(Beginning of RECORDS SHOWN)

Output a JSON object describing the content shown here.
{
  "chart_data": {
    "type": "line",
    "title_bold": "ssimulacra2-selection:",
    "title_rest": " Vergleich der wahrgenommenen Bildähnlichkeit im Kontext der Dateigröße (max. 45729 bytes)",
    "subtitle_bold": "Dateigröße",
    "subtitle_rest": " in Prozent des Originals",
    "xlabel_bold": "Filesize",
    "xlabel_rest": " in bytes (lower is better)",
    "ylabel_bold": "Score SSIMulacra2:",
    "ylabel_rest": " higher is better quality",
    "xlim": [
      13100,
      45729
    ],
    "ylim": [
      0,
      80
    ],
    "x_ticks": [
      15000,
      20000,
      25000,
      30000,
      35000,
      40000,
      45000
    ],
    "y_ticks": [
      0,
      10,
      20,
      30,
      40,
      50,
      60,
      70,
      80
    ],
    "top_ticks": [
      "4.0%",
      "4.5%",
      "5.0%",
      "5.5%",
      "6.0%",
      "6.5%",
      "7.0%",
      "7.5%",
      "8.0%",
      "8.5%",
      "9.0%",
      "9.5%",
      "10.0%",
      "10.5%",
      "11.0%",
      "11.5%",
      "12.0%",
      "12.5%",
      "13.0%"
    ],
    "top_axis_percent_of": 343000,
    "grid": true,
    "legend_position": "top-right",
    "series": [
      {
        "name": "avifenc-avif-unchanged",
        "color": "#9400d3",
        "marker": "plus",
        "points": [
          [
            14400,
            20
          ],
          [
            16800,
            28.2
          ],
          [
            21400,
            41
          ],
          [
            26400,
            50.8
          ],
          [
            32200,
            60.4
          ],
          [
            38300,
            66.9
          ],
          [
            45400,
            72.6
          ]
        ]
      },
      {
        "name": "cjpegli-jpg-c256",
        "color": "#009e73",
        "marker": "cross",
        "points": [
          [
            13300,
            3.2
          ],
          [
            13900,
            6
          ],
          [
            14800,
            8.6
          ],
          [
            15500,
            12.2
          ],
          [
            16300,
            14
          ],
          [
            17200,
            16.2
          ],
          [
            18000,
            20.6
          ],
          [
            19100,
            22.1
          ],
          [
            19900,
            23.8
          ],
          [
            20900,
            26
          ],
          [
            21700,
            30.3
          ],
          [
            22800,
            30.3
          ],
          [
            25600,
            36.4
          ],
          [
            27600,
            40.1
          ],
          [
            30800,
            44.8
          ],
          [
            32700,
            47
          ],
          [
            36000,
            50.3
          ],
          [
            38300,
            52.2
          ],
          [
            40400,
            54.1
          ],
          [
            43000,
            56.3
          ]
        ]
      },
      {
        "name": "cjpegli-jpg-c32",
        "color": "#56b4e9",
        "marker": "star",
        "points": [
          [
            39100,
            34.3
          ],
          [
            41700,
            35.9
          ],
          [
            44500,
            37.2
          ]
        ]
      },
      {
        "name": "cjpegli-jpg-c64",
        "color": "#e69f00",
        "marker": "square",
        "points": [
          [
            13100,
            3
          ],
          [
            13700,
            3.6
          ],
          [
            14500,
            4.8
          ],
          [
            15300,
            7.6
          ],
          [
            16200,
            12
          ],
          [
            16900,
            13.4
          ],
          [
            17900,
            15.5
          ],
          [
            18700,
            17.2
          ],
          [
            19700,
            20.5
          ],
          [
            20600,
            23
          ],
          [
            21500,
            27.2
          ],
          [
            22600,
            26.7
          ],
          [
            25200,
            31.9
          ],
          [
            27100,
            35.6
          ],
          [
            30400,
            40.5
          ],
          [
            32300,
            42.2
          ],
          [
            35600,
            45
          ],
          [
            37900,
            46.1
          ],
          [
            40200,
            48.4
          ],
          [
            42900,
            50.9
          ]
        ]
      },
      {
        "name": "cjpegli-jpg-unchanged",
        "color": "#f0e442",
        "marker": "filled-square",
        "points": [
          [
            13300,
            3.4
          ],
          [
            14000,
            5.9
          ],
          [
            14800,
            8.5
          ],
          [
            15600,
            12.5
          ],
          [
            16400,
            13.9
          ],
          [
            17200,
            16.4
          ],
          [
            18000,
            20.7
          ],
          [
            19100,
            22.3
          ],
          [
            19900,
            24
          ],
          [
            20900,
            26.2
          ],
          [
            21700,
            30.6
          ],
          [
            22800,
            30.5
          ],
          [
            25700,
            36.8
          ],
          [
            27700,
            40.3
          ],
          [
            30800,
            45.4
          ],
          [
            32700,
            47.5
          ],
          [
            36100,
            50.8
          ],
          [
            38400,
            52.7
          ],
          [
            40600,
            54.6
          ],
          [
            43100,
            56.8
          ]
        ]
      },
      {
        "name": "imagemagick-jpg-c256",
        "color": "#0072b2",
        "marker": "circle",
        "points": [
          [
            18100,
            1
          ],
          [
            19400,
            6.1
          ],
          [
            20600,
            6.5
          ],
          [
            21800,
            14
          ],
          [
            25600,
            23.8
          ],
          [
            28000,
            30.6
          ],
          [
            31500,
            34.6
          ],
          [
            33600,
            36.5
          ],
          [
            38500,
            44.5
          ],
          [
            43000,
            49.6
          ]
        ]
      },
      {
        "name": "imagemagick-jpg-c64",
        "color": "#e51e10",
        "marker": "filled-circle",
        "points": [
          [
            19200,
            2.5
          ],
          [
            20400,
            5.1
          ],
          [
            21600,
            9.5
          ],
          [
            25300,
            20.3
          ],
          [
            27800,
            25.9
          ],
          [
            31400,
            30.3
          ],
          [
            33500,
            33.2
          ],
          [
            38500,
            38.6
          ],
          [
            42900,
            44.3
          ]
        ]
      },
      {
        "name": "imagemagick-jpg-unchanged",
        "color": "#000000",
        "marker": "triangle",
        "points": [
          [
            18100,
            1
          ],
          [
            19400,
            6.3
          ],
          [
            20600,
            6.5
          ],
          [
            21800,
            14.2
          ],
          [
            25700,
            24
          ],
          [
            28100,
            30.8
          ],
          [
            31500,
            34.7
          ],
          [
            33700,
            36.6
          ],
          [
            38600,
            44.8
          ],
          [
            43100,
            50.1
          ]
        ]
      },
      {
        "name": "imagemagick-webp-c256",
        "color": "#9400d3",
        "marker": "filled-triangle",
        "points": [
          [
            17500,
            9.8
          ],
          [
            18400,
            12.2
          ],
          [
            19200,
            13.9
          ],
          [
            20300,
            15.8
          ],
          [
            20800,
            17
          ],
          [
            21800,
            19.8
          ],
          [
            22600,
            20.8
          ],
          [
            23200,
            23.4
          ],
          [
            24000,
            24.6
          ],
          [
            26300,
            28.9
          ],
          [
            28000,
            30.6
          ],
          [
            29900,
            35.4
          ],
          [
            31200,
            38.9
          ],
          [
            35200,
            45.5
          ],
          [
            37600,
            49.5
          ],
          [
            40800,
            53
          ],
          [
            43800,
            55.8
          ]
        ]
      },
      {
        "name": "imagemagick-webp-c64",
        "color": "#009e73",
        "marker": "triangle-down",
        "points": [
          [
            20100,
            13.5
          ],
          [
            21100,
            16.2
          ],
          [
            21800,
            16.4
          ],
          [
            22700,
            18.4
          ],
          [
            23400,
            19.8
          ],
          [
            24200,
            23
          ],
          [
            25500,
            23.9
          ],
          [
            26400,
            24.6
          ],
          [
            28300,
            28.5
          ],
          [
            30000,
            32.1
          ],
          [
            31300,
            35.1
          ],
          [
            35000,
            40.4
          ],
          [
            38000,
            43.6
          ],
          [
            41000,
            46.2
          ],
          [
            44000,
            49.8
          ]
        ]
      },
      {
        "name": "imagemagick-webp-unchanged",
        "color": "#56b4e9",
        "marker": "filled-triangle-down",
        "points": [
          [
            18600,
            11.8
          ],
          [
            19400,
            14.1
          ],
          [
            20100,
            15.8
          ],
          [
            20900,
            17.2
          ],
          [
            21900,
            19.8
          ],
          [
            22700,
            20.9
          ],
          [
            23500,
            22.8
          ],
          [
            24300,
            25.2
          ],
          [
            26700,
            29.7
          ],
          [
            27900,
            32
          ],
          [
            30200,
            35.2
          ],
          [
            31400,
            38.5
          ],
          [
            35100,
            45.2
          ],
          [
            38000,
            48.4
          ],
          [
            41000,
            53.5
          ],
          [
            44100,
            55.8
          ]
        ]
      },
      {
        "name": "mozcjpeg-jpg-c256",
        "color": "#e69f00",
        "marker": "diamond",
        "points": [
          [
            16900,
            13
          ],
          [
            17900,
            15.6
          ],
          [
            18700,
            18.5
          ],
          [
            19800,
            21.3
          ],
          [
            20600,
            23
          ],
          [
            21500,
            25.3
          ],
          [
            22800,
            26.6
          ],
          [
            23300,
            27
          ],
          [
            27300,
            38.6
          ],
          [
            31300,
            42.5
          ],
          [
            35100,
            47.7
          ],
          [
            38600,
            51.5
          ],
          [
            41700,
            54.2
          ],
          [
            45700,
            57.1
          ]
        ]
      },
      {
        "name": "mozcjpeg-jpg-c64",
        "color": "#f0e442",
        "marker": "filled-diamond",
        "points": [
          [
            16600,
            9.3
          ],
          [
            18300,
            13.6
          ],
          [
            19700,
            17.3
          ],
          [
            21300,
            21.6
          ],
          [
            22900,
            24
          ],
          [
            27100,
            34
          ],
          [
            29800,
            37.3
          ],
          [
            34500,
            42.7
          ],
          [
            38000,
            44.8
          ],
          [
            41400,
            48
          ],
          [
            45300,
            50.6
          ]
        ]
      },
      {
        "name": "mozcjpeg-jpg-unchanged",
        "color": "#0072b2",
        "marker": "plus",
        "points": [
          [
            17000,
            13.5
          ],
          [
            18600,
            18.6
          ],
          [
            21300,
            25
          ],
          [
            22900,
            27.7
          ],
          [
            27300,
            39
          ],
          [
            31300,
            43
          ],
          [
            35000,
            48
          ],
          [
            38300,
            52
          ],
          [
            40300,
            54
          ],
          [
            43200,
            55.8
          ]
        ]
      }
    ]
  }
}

(End of RECORDS SHOWN)

## [EXERCISE DETAILS]
Among the entries, find every line holding "down" and return it.

## [SOLVED EXERCISE]
        "marker": "triangle-down",
        "marker": "filled-triangle-down",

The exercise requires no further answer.